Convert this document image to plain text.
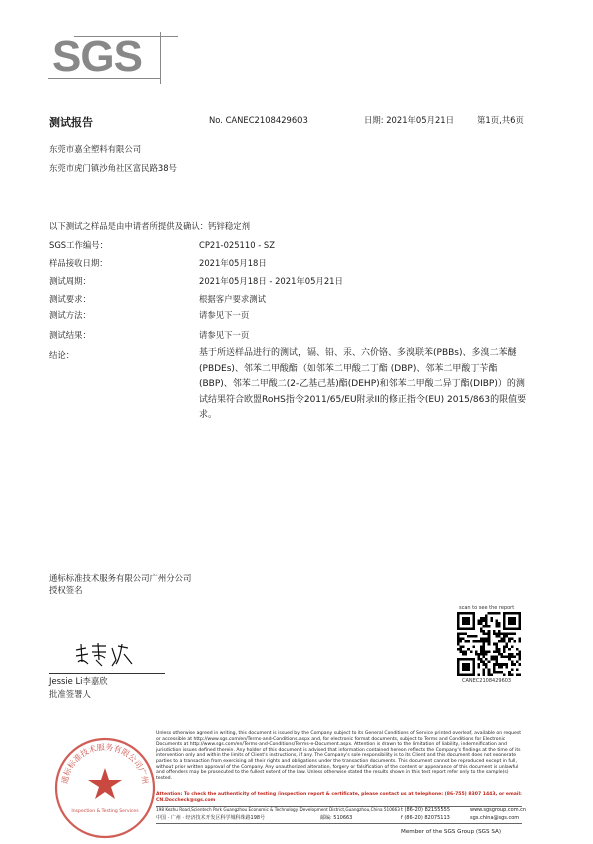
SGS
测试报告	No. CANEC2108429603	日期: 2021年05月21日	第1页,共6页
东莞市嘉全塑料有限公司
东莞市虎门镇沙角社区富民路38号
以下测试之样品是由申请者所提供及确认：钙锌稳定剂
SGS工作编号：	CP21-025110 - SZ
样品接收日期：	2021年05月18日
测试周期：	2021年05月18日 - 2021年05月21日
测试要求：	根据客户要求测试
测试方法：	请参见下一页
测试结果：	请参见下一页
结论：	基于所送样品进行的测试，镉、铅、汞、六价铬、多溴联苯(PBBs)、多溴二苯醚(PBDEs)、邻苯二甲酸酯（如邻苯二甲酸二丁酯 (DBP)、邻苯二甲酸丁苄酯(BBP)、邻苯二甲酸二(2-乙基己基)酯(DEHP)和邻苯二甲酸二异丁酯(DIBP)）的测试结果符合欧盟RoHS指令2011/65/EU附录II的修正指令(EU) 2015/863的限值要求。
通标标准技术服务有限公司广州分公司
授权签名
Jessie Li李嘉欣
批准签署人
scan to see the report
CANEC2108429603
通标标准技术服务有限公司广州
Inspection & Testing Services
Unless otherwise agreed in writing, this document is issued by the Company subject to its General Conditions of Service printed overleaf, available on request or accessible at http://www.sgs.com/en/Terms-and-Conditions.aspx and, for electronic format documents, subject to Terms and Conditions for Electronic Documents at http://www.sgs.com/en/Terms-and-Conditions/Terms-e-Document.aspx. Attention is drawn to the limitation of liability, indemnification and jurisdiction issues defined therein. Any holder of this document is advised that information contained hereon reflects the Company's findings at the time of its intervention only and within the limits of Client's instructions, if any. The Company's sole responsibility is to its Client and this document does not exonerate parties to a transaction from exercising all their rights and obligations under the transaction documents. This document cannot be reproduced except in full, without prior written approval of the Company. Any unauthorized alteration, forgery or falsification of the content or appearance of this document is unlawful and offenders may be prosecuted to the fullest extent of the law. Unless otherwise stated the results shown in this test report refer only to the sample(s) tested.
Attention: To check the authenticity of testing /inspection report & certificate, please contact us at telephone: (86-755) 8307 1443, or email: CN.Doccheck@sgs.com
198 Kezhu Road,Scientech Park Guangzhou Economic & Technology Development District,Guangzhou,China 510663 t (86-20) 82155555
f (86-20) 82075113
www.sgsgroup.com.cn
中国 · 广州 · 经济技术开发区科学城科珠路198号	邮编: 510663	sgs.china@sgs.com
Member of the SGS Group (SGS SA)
_____
WHAT IS NEEDED => Make an exact copy of the data, leaving its pictures out.

THE REPLY =>
Convert this document image to plain text.
SGS
测试报告	No. CANEC2108429603	日期: 2021年05月21日	第1页,共6页
东莞市嘉全塑料有限公司
东莞市虎门镇沙角社区富民路38号
以下测试之样品是由申请者所提供及确认：钙锌稳定剂
SGS工作编号：	CP21-025110 - SZ
样品接收日期：	2021年05月18日
测试周期：	2021年05月18日 - 2021年05月21日
测试要求：	根据客户要求测试
测试方法：	请参见下一页
测试结果：	请参见下一页
结论：	基于所送样品进行的测试，镉、铅、汞、六价铬、多溴联苯(PBBs)、多溴二苯醚(PBDEs)、邻苯二甲酸酯（如邻苯二甲酸二丁酯 (DBP)、邻苯二甲酸丁苄酯(BBP)、邻苯二甲酸二(2-乙基己基)酯(DEHP)和邻苯二甲酸二异丁酯(DIBP)）的测试结果符合欧盟RoHS指令2011/65/EU附录II的修正指令(EU) 2015/863的限值要求。
通标标准技术服务有限公司广州分公司
授权签名
Jessie Li李嘉欣
批准签署人
scan to see the report
CANEC2108429603
通标标准技术服务有限公司广州
Inspection & Testing Services
Unless otherwise agreed in writing, this document is issued by the Company subject to its General Conditions of Service printed overleaf, available on request or accessible at http://www.sgs.com/en/Terms-and-Conditions.aspx and, for electronic format documents, subject to Terms and Conditions for Electronic Documents at http://www.sgs.com/en/Terms-and-Conditions/Terms-e-Document.aspx. Attention is drawn to the limitation of liability, indemnification and jurisdiction issues defined therein. Any holder of this document is advised that information contained hereon reflects the Company's findings at the time of its intervention only and within the limits of Client's instructions, if any. The Company's sole responsibility is to its Client and this document does not exonerate parties to a transaction from exercising all their rights and obligations under the transaction documents. This document cannot be reproduced except in full, without prior written approval of the Company. Any unauthorized alteration, forgery or falsification of the content or appearance of this document is unlawful and offenders may be prosecuted to the fullest extent of the law. Unless otherwise stated the results shown in this test report refer only to the sample(s) tested.
Attention: To check the authenticity of testing /inspection report & certificate, please contact us at telephone: (86-755) 8307 1443, or email: CN.Doccheck@sgs.com
198 Kezhu Road,Scientech Park Guangzhou Economic & Technology Development District,Guangzhou,China 510663 t (86-20) 82155555
f (86-20) 82075113
www.sgsgroup.com.cn
中国 · 广州 · 经济技术开发区科学城科珠路198号	邮编: 510663	sgs.china@sgs.com
Member of the SGS Group (SGS SA)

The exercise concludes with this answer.